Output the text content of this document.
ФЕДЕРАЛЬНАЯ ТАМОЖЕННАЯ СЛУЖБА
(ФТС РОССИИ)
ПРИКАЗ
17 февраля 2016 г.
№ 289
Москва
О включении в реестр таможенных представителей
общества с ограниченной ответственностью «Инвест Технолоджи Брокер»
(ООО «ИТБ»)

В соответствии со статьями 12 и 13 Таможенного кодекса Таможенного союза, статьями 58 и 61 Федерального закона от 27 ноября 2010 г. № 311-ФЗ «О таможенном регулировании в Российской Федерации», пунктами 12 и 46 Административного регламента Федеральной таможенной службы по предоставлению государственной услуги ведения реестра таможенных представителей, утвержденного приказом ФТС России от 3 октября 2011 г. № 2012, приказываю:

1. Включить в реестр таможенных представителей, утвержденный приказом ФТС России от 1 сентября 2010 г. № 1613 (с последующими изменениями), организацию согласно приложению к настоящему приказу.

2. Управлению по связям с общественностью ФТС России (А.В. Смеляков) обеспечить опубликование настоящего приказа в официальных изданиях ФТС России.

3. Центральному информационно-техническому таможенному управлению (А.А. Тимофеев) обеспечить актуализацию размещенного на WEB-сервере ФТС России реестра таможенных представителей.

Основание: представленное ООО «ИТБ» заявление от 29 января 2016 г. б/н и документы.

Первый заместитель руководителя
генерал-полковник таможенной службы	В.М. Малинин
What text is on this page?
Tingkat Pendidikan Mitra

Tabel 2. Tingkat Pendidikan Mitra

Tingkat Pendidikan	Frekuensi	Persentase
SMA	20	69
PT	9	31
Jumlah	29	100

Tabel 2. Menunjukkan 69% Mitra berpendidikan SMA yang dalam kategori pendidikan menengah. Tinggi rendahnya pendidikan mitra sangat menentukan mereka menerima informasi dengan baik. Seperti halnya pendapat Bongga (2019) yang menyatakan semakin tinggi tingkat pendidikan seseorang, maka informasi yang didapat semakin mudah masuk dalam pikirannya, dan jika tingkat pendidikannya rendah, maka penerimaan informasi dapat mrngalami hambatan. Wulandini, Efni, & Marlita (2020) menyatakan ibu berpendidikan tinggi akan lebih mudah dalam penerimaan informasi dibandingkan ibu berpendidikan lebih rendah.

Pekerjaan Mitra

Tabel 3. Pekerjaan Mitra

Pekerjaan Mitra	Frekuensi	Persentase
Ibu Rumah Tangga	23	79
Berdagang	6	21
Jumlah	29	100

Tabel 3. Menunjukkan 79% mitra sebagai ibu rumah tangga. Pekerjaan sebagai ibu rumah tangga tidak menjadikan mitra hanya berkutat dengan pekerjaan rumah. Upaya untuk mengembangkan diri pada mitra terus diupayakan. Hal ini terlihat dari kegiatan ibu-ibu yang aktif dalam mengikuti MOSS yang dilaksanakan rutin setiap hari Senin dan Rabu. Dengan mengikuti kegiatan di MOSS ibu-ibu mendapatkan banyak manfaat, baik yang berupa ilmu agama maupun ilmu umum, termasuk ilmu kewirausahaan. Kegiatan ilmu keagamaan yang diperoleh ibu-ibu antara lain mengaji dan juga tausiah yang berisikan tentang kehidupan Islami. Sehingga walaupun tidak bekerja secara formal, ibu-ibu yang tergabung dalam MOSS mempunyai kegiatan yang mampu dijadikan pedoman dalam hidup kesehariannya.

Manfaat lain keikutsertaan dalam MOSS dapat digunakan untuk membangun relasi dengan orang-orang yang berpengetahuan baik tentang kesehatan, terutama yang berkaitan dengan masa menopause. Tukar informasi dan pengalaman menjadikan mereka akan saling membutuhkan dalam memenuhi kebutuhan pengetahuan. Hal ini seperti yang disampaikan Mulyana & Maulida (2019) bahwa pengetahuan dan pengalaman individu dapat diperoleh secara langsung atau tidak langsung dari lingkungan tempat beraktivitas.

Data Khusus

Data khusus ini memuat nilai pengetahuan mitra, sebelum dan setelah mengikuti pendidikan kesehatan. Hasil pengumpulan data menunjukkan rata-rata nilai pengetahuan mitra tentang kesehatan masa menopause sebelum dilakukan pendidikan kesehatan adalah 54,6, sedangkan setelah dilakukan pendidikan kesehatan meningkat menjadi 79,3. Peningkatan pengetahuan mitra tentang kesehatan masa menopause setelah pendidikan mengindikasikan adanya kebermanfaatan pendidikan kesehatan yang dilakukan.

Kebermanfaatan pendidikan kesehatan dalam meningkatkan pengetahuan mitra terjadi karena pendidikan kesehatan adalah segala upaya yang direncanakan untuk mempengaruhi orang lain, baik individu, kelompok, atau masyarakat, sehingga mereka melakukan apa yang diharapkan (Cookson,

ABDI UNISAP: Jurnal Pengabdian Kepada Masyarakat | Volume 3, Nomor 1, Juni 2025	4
##############################
*THE TASK*
Your task is to extract all of the records exactly.

*RESULT*
Output the text content of this document.
ФЕДЕРАЛЬНАЯ ТАМОЖЕННАЯ СЛУЖБА
(ФТС РОССИИ)
ПРИКАЗ
17 февраля 2016 г.
№ 289
Москва
О включении в реестр таможенных представителей
общества с ограниченной ответственностью «Инвест Технолоджи Брокер»
(ООО «ИТБ»)

В соответствии со статьями 12 и 13 Таможенного кодекса Таможенного союза, статьями 58 и 61 Федерального закона от 27 ноября 2010 г. № 311-ФЗ «О таможенном регулировании в Российской Федерации», пунктами 12 и 46 Административного регламента Федеральной таможенной службы по предоставлению государственной услуги ведения реестра таможенных представителей, утвержденного приказом ФТС России от 3 октября 2011 г. № 2012, приказываю:

1. Включить в реестр таможенных представителей, утвержденный приказом ФТС России от 1 сентября 2010 г. № 1613 (с последующими изменениями), организацию согласно приложению к настоящему приказу.

2. Управлению по связям с общественностью ФТС России (А.В. Смеляков) обеспечить опубликование настоящего приказа в официальных изданиях ФТС России.

3. Центральному информационно-техническому таможенному управлению (А.А. Тимофеев) обеспечить актуализацию размещенного на WEB-сервере ФТС России реестра таможенных представителей.

Основание: представленное ООО «ИТБ» заявление от 29 января 2016 г. б/н и документы.

Первый заместитель руководителя
генерал-полковник таможенной службы	В.М. Малинин
What text is on this page?
Tingkat Pendidikan Mitra

Tabel 2. Tingkat Pendidikan Mitra

Tingkat Pendidikan	Frekuensi	Persentase
SMA	20	69
PT	9	31
Jumlah	29	100

Tabel 2. Menunjukkan 69% Mitra berpendidikan SMA yang dalam kategori pendidikan menengah. Tinggi rendahnya pendidikan mitra sangat menentukan mereka menerima informasi dengan baik. Seperti halnya pendapat Bongga (2019) yang menyatakan semakin tinggi tingkat pendidikan seseorang, maka informasi yang didapat semakin mudah masuk dalam pikirannya, dan jika tingkat pendidikannya rendah, maka penerimaan informasi dapat mrngalami hambatan. Wulandini, Efni, & Marlita (2020) menyatakan ibu berpendidikan tinggi akan lebih mudah dalam penerimaan informasi dibandingkan ibu berpendidikan lebih rendah.

Pekerjaan Mitra

Tabel 3. Pekerjaan Mitra

Pekerjaan Mitra	Frekuensi	Persentase
Ibu Rumah Tangga	23	79
Berdagang	6	21
Jumlah	29	100

Tabel 3. Menunjukkan 79% mitra sebagai ibu rumah tangga. Pekerjaan sebagai ibu rumah tangga tidak menjadikan mitra hanya berkutat dengan pekerjaan rumah. Upaya untuk mengembangkan diri pada mitra terus diupayakan. Hal ini terlihat dari kegiatan ibu-ibu yang aktif dalam mengikuti MOSS yang dilaksanakan rutin setiap hari Senin dan Rabu. Dengan mengikuti kegiatan di MOSS ibu-ibu mendapatkan banyak manfaat, baik yang berupa ilmu agama maupun ilmu umum, termasuk ilmu kewirausahaan. Kegiatan ilmu keagamaan yang diperoleh ibu-ibu antara lain mengaji dan juga tausiah yang berisikan tentang kehidupan Islami. Sehingga walaupun tidak bekerja secara formal, ibu-ibu yang tergabung dalam MOSS mempunyai kegiatan yang mampu dijadikan pedoman dalam hidup kesehariannya.

Manfaat lain keikutsertaan dalam MOSS dapat digunakan untuk membangun relasi dengan orang-orang yang berpengetahuan baik tentang kesehatan, terutama yang berkaitan dengan masa menopause. Tukar informasi dan pengalaman menjadikan mereka akan saling membutuhkan dalam memenuhi kebutuhan pengetahuan. Hal ini seperti yang disampaikan Mulyana & Maulida (2019) bahwa pengetahuan dan pengalaman individu dapat diperoleh secara langsung atau tidak langsung dari lingkungan tempat beraktivitas.

Data Khusus

Data khusus ini memuat nilai pengetahuan mitra, sebelum dan setelah mengikuti pendidikan kesehatan. Hasil pengumpulan data menunjukkan rata-rata nilai pengetahuan mitra tentang kesehatan masa menopause sebelum dilakukan pendidikan kesehatan adalah 54,6, sedangkan setelah dilakukan pendidikan kesehatan meningkat menjadi 79,3. Peningkatan pengetahuan mitra tentang kesehatan masa menopause setelah pendidikan mengindikasikan adanya kebermanfaatan pendidikan kesehatan yang dilakukan.

Kebermanfaatan pendidikan kesehatan dalam meningkatkan pengetahuan mitra terjadi karena pendidikan kesehatan adalah segala upaya yang direncanakan untuk mempengaruhi orang lain, baik individu, kelompok, atau masyarakat, sehingga mereka melakukan apa yang diharapkan (Cookson,

ABDI UNISAP: Jurnal Pengabdian Kepada Masyarakat | Volume 3, Nomor 1, Juni 2025	4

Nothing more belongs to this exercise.